• Records for this exercise:

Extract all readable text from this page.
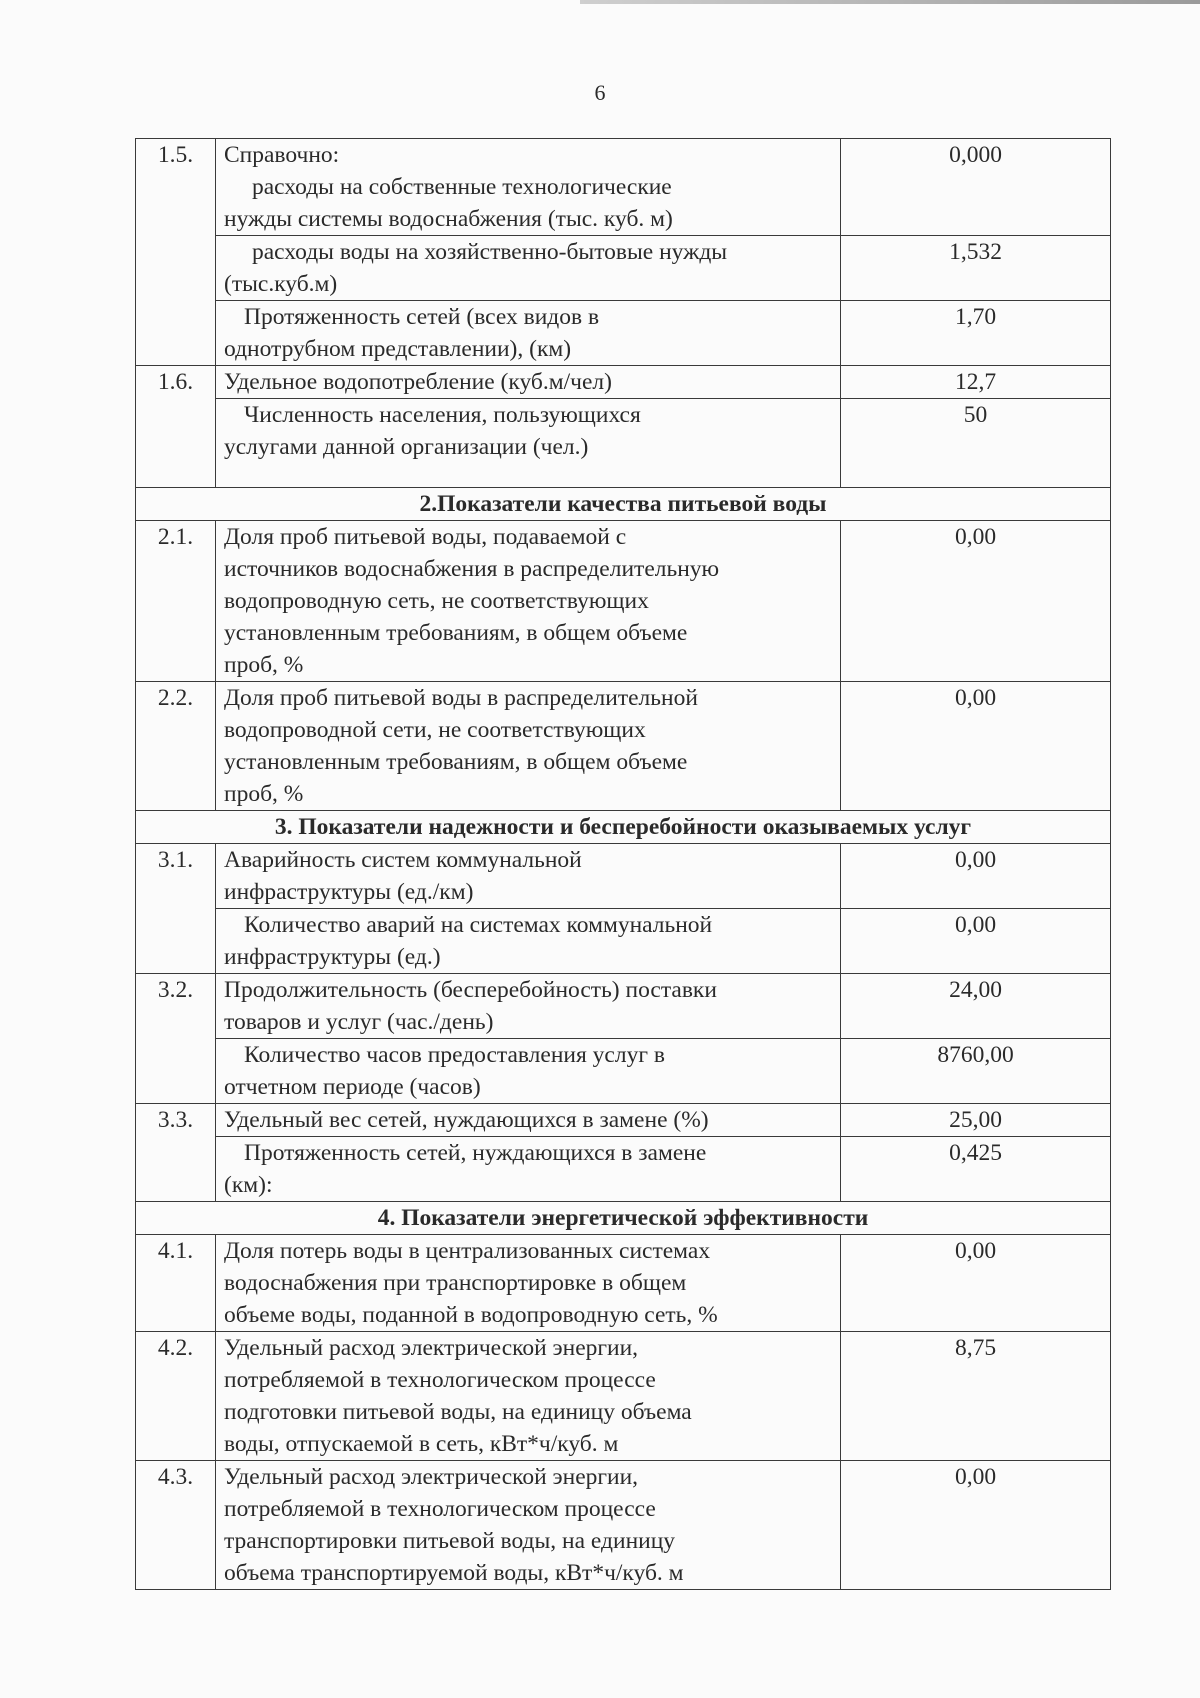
6
1.5.	Справочно:
расходы на собственные технологические
нужды системы водоснабжения (тыс. куб. м)	0,000

	расходы воды на хозяйственно-бытовые нужды
(тыс.куб.м)	1,532

	Протяженность сетей (всех видов в
однотрубном представлении), (км)	1,70
1.6.	Удельное водопотребление (куб.м/чел)	12,7

	Численность населения, пользующихся
услугами данной организации (чел.)	50
2.Показатели качества питьевой воды		
2.1.	Доля проб питьевой воды, подаваемой с
источников водоснабжения в распределительную
водопроводную сеть, не соответствующих
установленным требованиям, в общем объеме
проб, %	0,00
2.2.	Доля проб питьевой воды в распределительной
водопроводной сети, не соответствующих
установленным требованиям, в общем объеме
проб, %	0,00
3. Показатели надежности и бесперебойности оказываемых услуг		
3.1.	Аварийность систем коммунальной
инфраструктуры (ед./км)	0,00

	Количество аварий на системах коммунальной
инфраструктуры (ед.)	0,00
3.2.	Продолжительность (бесперебойность) поставки
товаров и услуг (час./день)	24,00

	Количество часов предоставления услуг в
отчетном периоде (часов)	8760,00
3.3.	Удельный вес сетей, нуждающихся в замене (%)	25,00

	Протяженность сетей, нуждающихся в замене
(км):	0,425
4. Показатели энергетической эффективности		
4.1.	Доля потерь воды в централизованных системах
водоснабжения при транспортировке в общем
объеме воды, поданной в водопроводную сеть, %	0,00
4.2.	Удельный расход электрической энергии,
потребляемой в технологическом процессе
подготовки питьевой воды, на единицу объема
воды, отпускаемой в сеть, кВт*ч/куб. м	8,75
4.3.	Удельный расход электрической энергии,
потребляемой в технологическом процессе
транспортировки питьевой воды, на единицу
объема транспортируемой воды, кВт*ч/куб. м	0,00
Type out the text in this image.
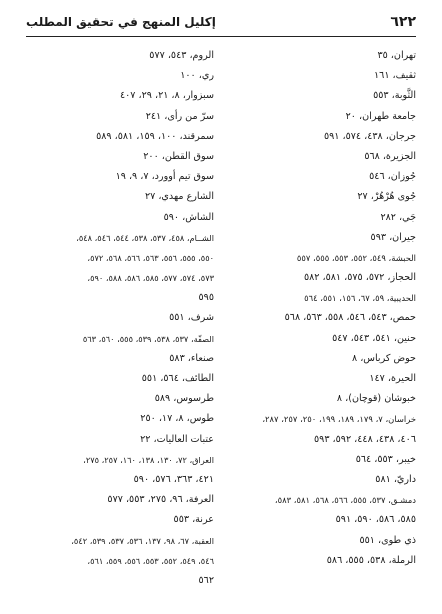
٦٢٢
إكليل المنهج في تحقيق المطلب
تهران، ٣٥
ثقيف، ١٦١
الثَّوبة، ٥٥٣
جامعة طهران، ٢٠
جرجان، ٤٣٨، ٥٧٤، ٥٩١
الجزيرة، ٥٦٨
جُوزان، ٥٤٦
جُوى هُرْهُرْ، ٢٧
جَي، ٢٨٢
جيران، ٥٩٣
الحبشة، ٥٤٩، ٥٥٢، ٥٥٣، ٥٥٥، ٥٥٧
الحجاز، ٥٧٢، ٥٧٥، ٥٨١، ٥٨٢
الحديبية، ٥٩، ٦٧، ١٥٦، ٥٥١، ٥٦٤
حمص، ٥٤٣، ٥٤٦، ٥٥٨، ٥٦٣، ٥٦٨
حنين، ٥٤١، ٥٤٣، ٥٤٧
حوض كرباس، ٨
الحيرة، ١٤٧
خبوشان (قوچان)، ٨
خراسان، ٧، ١٧٩، ١٨٩، ١٩٩، ٢٥٠، ٢٥٧، ٢٨٧،
٤٠٦، ٤٣٨، ٤٤٨، ٥٩٢، ٥٩٣
خيبر، ٥٥٣، ٥٦٤
داريّ، ٥٨١
دمشـق، ٥٣٧، ٥٥٥، ٥٦٦، ٥٦٨، ٥٨١، ٥٨٣،
٥٨٥، ٥٨٦، ٥٩٠، ٥٩١
ذي طوى، ٥٥١
الرملة، ٥٣٨، ٥٥٥، ٥٨٦
الروم، ٥٤٣، ٥٧٧
ري، ١٠٠
سبزوار، ٨، ٢١، ٢٩، ٤٠٧
سرّ من رأى، ٢٤١
سمرقند، ١٠٠، ١٥٩، ٥٨١، ٥٨٩
سوق القطن، ٢٠٠
سوق تيم أوورد، ٧، ٩، ١٩
الشارع مهدي، ٢٧
الشاش، ٥٩٠
الشــام، ٤٥٨، ٥٣٧، ٥٣٨، ٥٤٤، ٥٤٦، ٥٤٨،
٥٥٠، ٥٥٥، ٥٥٦، ٥٦٣، ٥٦٦، ٥٦٨، ٥٧٢،
٥٧٣، ٥٧٤، ٥٧٧، ٥٨٥، ٥٨٦، ٥٨٨، ٥٩٠،
٥٩٥
شرف، ٥٥١
الصفّة، ٥٣٧، ٥٣٨، ٥٣٩، ٥٥٥، ٥٦٠، ٥٦٣
صنعاء، ٥٨٣
الطائف، ٥٦٤، ٥٥١
طرسوس، ٥٨٩
طوس، ٨، ١٧، ٢٥٠
عتبات العاليات، ٢٢
العراق، ٧٢، ١٣٠، ١٣٨، ١٦٠، ٢٥٧، ٢٧٥،
٤٢١، ٣٦٣، ٥٧٦، ٥٩٠
العرفة، ٩٦، ٢٧٥، ٥٥٣، ٥٧٧
عرنة، ٥٥٣
العقبة، ٦٧، ٩٨، ١٣٧، ٥٣٦، ٥٣٧، ٥٣٩، ٥٤٢،
٥٤٦، ٥٤٩، ٥٥٢، ٥٥٣، ٥٥٦، ٥٥٩، ٥٦١،
٥٦٢
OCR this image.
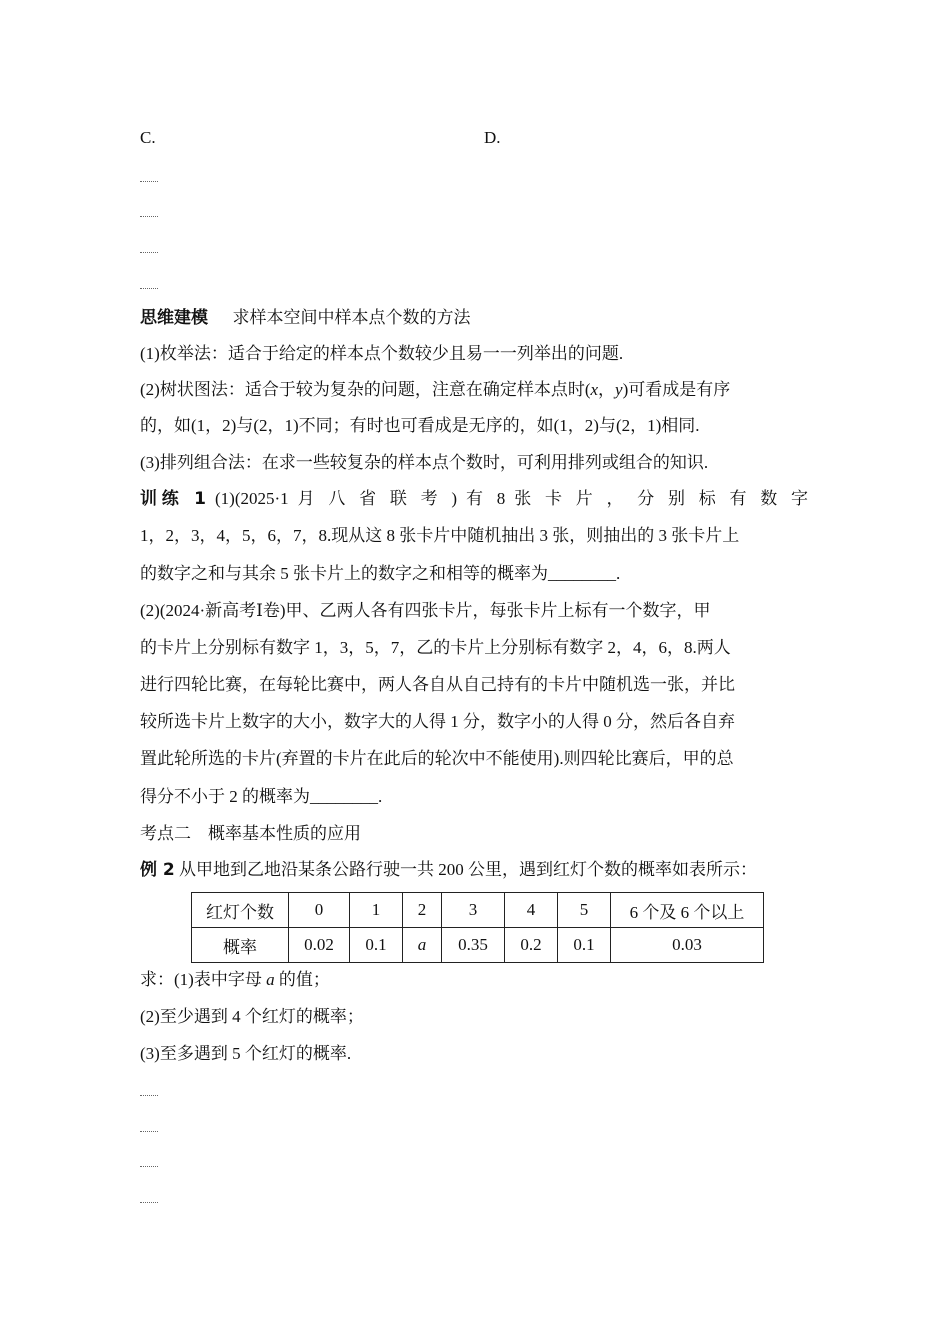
C.	D.
思维建模 求样本空间中样本点个数的方法
(1)枚举法：适合于给定的样本点个数较少且易一一列举出的问题.
(2)树状图法：适合于较为复杂的问题，注意在确定样本点时(x，y)可看成是有序
的，如(1，2)与(2，1)不同；有时也可看成是无序的，如(1，2)与(2，1)相同.
(3)排列组合法：在求一些较复杂的样本点个数时，可利用排列或组合的知识.
训练 1 (1)(2025·1 月 八 省 联 考 ) 有 8 张 卡 片 ， 分 别 标 有 数 字
1，2，3，4，5，6，7，8.现从这 8 张卡片中随机抽出 3 张，则抽出的 3 张卡片上
的数字之和与其余 5 张卡片上的数字之和相等的概率为________.
(2)(2024·新高考Ⅰ卷)甲、乙两人各有四张卡片，每张卡片上标有一个数字，甲
的卡片上分别标有数字 1，3，5，7，乙的卡片上分别标有数字 2，4，6，8.两人
进行四轮比赛，在每轮比赛中，两人各自从自己持有的卡片中随机选一张，并比
较所选卡片上数字的大小，数字大的人得 1 分，数字小的人得 0 分，然后各自弃
置此轮所选的卡片(弃置的卡片在此后的轮次中不能使用).则四轮比赛后，甲的总
得分不小于 2 的概率为________.
考点二　概率基本性质的应用
例 2 从甲地到乙地沿某条公路行驶一共 200 公里，遇到红灯个数的概率如表所示：
红灯个数	0	1	2	3	4	5	6 个及 6 个以上
概率	0.02	0.1	a	0.35	0.2	0.1	0.03
求：(1)表中字母 a 的值；
(2)至少遇到 4 个红灯的概率；
(3)至多遇到 5 个红灯的概率.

• Exercise objective: Count each line above in which the string "электрической" appears, then state only the total.

• Solution: 2